** Problem description **
Print the records exactly as they stand, beginning at the first line and stopping after the line that contains "powershell-icon: › <box>28 11 50 31</box>".

>> BEGIN

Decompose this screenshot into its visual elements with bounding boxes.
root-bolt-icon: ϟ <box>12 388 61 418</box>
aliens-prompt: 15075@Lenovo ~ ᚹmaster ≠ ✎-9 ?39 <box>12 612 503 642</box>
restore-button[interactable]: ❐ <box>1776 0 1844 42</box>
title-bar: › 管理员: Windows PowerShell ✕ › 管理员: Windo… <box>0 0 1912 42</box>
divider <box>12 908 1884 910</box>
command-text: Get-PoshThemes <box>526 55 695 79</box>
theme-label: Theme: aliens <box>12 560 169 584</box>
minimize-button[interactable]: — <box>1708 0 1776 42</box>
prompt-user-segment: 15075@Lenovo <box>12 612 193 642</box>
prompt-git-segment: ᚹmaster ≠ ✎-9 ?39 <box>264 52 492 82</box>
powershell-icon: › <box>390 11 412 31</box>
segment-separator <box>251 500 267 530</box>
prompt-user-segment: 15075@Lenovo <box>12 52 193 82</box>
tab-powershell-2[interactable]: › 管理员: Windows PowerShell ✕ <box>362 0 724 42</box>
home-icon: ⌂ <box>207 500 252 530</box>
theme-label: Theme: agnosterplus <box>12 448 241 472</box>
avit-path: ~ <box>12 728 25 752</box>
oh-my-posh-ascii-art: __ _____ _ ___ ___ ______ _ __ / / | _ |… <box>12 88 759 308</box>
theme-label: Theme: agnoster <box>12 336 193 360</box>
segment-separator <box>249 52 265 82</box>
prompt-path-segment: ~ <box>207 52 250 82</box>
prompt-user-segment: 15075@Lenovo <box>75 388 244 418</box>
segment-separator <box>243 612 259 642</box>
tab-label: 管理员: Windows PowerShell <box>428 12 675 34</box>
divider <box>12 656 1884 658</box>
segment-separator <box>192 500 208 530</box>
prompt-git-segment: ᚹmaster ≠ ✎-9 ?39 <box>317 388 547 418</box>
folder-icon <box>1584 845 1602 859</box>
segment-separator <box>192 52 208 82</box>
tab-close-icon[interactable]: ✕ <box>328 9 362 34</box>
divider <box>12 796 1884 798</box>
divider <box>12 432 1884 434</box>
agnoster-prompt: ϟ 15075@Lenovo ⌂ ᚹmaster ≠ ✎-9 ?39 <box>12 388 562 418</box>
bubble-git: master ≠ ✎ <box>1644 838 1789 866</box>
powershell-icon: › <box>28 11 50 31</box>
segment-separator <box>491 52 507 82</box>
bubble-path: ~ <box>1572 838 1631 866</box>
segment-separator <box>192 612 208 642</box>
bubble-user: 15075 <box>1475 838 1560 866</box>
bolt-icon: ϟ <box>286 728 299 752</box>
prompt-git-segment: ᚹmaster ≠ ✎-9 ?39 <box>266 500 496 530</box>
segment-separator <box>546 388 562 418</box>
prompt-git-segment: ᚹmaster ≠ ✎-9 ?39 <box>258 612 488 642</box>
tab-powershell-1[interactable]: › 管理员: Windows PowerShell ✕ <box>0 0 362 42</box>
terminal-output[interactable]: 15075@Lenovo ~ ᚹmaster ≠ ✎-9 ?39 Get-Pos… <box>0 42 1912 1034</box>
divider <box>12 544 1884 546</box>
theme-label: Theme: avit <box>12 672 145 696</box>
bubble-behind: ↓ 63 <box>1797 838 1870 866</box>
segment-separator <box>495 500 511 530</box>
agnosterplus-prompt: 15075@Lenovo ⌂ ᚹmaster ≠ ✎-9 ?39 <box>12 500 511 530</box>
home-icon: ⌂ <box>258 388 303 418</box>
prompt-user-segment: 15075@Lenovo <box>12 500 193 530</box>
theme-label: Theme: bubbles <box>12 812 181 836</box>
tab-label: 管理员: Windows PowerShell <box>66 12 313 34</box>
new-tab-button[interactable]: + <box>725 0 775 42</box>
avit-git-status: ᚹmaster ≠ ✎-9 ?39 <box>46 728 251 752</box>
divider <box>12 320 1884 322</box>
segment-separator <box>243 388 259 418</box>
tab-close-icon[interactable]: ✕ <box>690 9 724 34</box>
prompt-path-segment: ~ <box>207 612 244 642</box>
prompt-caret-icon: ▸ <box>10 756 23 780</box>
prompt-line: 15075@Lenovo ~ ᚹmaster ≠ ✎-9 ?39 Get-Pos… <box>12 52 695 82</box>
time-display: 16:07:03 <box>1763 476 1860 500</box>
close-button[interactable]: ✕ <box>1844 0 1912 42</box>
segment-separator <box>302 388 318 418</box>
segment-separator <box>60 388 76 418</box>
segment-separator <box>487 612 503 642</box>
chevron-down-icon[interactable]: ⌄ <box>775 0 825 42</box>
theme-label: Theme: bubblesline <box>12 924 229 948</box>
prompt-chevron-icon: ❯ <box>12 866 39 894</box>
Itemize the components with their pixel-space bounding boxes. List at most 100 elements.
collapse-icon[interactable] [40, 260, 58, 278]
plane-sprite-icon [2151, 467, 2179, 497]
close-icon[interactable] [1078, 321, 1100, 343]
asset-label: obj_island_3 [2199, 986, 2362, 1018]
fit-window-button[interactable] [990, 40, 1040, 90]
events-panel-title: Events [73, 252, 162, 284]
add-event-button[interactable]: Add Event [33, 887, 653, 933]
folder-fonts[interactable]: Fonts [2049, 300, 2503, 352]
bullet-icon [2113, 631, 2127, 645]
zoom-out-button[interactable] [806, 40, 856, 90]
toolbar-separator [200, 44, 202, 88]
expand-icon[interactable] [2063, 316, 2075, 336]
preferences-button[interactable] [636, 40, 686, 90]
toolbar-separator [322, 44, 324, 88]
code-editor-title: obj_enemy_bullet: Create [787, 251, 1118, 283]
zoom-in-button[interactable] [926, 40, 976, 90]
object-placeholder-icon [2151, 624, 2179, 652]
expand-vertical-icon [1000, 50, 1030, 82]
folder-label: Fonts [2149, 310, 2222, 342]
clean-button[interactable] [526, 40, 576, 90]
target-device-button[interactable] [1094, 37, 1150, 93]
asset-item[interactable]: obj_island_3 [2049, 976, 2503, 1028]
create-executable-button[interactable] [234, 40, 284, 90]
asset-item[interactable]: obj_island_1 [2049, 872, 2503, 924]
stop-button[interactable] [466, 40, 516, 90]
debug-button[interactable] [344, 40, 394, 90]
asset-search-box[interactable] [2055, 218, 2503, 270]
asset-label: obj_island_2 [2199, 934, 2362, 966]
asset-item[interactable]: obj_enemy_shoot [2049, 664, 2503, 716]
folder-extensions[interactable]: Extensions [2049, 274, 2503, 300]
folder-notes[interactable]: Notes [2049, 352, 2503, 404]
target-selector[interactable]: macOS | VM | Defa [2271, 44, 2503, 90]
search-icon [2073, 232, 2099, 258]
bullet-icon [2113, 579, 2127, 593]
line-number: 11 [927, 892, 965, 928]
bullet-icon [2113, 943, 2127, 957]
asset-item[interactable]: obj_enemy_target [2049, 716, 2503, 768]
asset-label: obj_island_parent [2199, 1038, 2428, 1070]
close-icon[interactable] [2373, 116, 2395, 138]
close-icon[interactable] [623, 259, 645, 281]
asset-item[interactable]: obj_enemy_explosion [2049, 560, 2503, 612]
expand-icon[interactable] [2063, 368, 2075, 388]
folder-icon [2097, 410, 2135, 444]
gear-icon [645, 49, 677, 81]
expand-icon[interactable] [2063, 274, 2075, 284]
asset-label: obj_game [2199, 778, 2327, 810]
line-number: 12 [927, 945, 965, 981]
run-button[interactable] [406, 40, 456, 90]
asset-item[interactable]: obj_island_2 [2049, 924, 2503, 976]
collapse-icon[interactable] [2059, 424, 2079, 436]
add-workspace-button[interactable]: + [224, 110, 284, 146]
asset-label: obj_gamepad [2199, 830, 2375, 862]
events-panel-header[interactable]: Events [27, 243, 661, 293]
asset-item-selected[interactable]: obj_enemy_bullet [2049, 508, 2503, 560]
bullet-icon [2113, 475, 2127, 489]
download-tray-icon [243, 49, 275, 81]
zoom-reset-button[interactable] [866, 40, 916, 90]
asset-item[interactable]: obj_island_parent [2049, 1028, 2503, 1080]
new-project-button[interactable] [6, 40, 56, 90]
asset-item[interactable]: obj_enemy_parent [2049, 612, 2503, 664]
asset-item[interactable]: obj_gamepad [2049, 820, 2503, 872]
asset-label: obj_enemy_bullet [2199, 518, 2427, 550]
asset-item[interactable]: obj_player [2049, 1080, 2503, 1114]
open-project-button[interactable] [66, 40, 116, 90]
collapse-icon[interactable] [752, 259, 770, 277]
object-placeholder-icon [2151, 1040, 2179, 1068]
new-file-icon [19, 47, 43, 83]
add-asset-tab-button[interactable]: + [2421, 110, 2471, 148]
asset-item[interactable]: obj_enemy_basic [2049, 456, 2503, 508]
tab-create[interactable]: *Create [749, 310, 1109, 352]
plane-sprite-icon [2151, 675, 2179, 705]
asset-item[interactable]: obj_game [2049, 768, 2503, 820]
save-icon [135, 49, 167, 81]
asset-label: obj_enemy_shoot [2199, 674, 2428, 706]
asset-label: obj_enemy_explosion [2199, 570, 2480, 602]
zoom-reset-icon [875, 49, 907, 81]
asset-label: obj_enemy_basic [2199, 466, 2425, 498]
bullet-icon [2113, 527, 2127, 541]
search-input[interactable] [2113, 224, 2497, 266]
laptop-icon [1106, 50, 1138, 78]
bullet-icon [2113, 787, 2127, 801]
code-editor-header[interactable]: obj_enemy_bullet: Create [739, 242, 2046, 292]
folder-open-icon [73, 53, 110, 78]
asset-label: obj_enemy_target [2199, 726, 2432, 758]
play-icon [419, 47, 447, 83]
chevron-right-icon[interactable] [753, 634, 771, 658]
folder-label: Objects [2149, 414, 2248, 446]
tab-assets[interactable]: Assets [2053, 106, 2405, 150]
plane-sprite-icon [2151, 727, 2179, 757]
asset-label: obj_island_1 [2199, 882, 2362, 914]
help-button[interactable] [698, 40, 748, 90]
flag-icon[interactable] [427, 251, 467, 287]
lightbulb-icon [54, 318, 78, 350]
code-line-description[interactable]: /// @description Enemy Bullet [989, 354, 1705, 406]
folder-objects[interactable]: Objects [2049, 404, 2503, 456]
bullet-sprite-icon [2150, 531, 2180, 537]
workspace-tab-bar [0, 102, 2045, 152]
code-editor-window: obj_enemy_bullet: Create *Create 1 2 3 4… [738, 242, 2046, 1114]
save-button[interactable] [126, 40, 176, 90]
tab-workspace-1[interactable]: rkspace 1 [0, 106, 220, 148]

>> END

** Problem solution **
Decompose this screenshot into its visual elements with bounding boxes.
root-bolt-icon: ϟ <box>12 388 61 418</box>
aliens-prompt: 15075@Lenovo ~ ᚹmaster ≠ ✎-9 ?39 <box>12 612 503 642</box>
restore-button[interactable]: ❐ <box>1776 0 1844 42</box>
title-bar: › 管理员: Windows PowerShell ✕ › 管理员: Windo… <box>0 0 1912 42</box>
divider <box>12 908 1884 910</box>
command-text: Get-PoshThemes <box>526 55 695 79</box>
theme-label: Theme: aliens <box>12 560 169 584</box>
minimize-button[interactable]: — <box>1708 0 1776 42</box>
prompt-user-segment: 15075@Lenovo <box>12 612 193 642</box>
prompt-git-segment: ᚹmaster ≠ ✎-9 ?39 <box>264 52 492 82</box>
powershell-icon: › <box>390 11 412 31</box>
segment-separator <box>251 500 267 530</box>
prompt-user-segment: 15075@Lenovo <box>12 52 193 82</box>
tab-powershell-2[interactable]: › 管理员: Windows PowerShell ✕ <box>362 0 724 42</box>
home-icon: ⌂ <box>207 500 252 530</box>
theme-label: Theme: agnosterplus <box>12 448 241 472</box>
avit-path: ~ <box>12 728 25 752</box>
oh-my-posh-ascii-art: __ _____ _ ___ ___ ______ _ __ / / | _ |… <box>12 88 759 308</box>
theme-label: Theme: agnoster <box>12 336 193 360</box>
segment-separator <box>249 52 265 82</box>
prompt-path-segment: ~ <box>207 52 250 82</box>
prompt-user-segment: 15075@Lenovo <box>75 388 244 418</box>
segment-separator <box>243 612 259 642</box>
tab-label: 管理员: Windows PowerShell <box>428 12 675 34</box>
divider <box>12 656 1884 658</box>
segment-separator <box>192 500 208 530</box>
prompt-git-segment: ᚹmaster ≠ ✎-9 ?39 <box>317 388 547 418</box>
folder-icon <box>1584 845 1602 859</box>
segment-separator <box>192 52 208 82</box>
tab-close-icon[interactable]: ✕ <box>328 9 362 34</box>
divider <box>12 796 1884 798</box>
divider <box>12 432 1884 434</box>
agnoster-prompt: ϟ 15075@Lenovo ⌂ ᚹmaster ≠ ✎-9 ?39 <box>12 388 562 418</box>
bubble-git: master ≠ ✎ <box>1644 838 1789 866</box>
powershell-icon: › <box>28 11 50 31</box>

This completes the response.